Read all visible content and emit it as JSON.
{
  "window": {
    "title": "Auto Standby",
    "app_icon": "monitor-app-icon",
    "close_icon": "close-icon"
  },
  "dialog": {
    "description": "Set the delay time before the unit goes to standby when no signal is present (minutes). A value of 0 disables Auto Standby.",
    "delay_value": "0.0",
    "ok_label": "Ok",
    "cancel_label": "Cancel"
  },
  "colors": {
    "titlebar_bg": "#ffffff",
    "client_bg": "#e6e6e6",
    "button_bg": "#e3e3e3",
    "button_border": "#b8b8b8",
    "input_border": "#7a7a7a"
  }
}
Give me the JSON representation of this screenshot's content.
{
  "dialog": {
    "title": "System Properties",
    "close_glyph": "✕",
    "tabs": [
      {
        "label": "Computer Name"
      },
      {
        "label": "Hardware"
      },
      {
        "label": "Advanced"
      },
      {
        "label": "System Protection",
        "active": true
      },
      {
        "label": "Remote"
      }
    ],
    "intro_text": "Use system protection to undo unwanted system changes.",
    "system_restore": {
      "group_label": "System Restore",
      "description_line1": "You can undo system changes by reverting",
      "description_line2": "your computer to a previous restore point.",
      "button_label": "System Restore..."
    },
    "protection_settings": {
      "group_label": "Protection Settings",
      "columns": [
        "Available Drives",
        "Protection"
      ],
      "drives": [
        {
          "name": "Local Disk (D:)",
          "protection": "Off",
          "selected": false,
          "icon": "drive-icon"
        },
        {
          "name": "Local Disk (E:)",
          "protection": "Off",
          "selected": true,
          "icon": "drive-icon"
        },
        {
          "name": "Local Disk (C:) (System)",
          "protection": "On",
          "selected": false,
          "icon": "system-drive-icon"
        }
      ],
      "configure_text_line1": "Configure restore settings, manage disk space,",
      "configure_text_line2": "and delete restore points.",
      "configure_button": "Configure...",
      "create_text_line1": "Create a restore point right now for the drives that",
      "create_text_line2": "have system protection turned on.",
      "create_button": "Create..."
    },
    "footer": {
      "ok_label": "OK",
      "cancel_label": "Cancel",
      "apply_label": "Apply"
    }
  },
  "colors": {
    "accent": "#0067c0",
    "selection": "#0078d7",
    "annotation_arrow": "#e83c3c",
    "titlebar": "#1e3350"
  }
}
---*---
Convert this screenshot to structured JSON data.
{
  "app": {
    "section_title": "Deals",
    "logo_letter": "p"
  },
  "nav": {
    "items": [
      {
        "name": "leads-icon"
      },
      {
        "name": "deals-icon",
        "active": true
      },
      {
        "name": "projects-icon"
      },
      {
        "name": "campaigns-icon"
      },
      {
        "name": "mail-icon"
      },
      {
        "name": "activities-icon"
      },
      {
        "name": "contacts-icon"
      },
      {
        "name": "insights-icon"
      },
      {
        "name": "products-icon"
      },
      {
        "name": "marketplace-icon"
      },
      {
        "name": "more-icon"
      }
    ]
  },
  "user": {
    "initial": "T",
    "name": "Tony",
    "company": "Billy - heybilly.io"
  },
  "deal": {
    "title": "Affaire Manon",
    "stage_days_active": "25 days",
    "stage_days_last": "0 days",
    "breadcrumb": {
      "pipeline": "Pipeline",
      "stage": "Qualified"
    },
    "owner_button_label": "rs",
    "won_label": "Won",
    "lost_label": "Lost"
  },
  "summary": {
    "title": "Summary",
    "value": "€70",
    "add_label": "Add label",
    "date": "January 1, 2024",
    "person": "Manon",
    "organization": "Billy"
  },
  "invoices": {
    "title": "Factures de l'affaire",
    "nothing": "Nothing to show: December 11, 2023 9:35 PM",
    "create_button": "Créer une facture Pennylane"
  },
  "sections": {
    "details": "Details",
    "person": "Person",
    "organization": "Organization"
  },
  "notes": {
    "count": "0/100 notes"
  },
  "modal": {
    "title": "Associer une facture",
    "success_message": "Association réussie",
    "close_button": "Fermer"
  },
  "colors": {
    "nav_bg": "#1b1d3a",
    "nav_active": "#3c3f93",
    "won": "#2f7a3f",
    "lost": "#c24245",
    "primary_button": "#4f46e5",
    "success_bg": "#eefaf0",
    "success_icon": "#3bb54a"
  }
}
---*---
> _Instruction_
Pick out the lines containing the string "Local".

> _Answer_
          "name": "Local Disk (D:)",
          "name": "Local Disk (E:)",
          "name": "Local Disk (C:) (System)",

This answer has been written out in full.